- [Task] Quote the entries that follow exactly, leaving none out.

◆ ◆ ◆ ◆ ◆ ◆ ◆

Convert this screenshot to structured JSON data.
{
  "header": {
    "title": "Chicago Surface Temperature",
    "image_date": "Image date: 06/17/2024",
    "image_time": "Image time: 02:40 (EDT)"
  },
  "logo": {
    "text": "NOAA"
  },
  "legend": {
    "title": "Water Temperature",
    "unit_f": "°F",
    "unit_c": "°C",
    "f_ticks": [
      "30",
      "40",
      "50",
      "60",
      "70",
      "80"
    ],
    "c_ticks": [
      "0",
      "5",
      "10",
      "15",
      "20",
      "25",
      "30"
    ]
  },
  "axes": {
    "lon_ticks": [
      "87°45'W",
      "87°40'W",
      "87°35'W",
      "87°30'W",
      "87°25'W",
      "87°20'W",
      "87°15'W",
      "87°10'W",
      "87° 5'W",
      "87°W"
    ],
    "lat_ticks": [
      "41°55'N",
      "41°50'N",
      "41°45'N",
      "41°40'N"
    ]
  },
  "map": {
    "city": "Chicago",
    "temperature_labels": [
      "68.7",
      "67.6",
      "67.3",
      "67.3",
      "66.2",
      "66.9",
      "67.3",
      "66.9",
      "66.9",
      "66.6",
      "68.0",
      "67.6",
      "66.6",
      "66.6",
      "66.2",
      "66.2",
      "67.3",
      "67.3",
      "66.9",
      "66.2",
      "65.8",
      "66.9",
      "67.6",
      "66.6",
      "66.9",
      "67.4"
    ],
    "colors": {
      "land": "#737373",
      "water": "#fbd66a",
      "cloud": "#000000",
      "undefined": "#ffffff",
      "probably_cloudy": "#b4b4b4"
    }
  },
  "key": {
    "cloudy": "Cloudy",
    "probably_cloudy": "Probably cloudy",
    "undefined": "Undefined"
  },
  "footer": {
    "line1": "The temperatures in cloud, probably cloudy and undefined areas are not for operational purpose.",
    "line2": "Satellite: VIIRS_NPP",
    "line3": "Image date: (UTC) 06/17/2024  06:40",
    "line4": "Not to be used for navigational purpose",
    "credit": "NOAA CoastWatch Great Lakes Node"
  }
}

◆ ◆ ◆ ◆ ◆ ◆ ◆

- [Complete output]
Convert this screenshot to structured JSON data.
{
  "header": {
    "title": "Chicago Surface Temperature",
    "image_date": "Image date: 06/17/2024",
    "image_time": "Image time: 02:40 (EDT)"
  },
  "logo": {
    "text": "NOAA"
  },
  "legend": {
    "title": "Water Temperature",
    "unit_f": "°F",
    "unit_c": "°C",
    "f_ticks": [
      "30",
      "40",
      "50",
      "60",
      "70",
      "80"
    ],
    "c_ticks": [
      "0",
      "5",
      "10",
      "15",
      "20",
      "25",
      "30"
    ]
  },
  "axes": {
    "lon_ticks": [
      "87°45'W",
      "87°40'W",
      "87°35'W",
      "87°30'W",
      "87°25'W",
      "87°20'W",
      "87°15'W",
      "87°10'W",
      "87° 5'W",
      "87°W"
    ],
    "lat_ticks": [
      "41°55'N",
      "41°50'N",
      "41°45'N",
      "41°40'N"
    ]
  },
  "map": {
    "city": "Chicago",
    "temperature_labels": [
      "68.7",
      "67.6",
      "67.3",
      "67.3",
      "66.2",
      "66.9",
      "67.3",
      "66.9",
      "66.9",
      "66.6",
      "68.0",
      "67.6",
      "66.6",
      "66.6",
      "66.2",
      "66.2",
      "67.3",
      "67.3",
      "66.9",
      "66.2",
      "65.8",
      "66.9",
      "67.6",
      "66.6",
      "66.9",
      "67.4"
    ],
    "colors": {
      "land": "#737373",
      "water": "#fbd66a",
      "cloud": "#000000",
      "undefined": "#ffffff",
      "probably_cloudy": "#b4b4b4"
    }
  },
  "key": {
    "cloudy": "Cloudy",
    "probably_cloudy": "Probably cloudy",
    "undefined": "Undefined"
  },
  "footer": {
    "line1": "The temperatures in cloud, probably cloudy and undefined areas are not for operational purpose.",
    "line2": "Satellite: VIIRS_NPP",
    "line3": "Image date: (UTC) 06/17/2024  06:40",
    "line4": "Not to be used for navigational purpose",
    "credit": "NOAA CoastWatch Great Lakes Node"
  }
}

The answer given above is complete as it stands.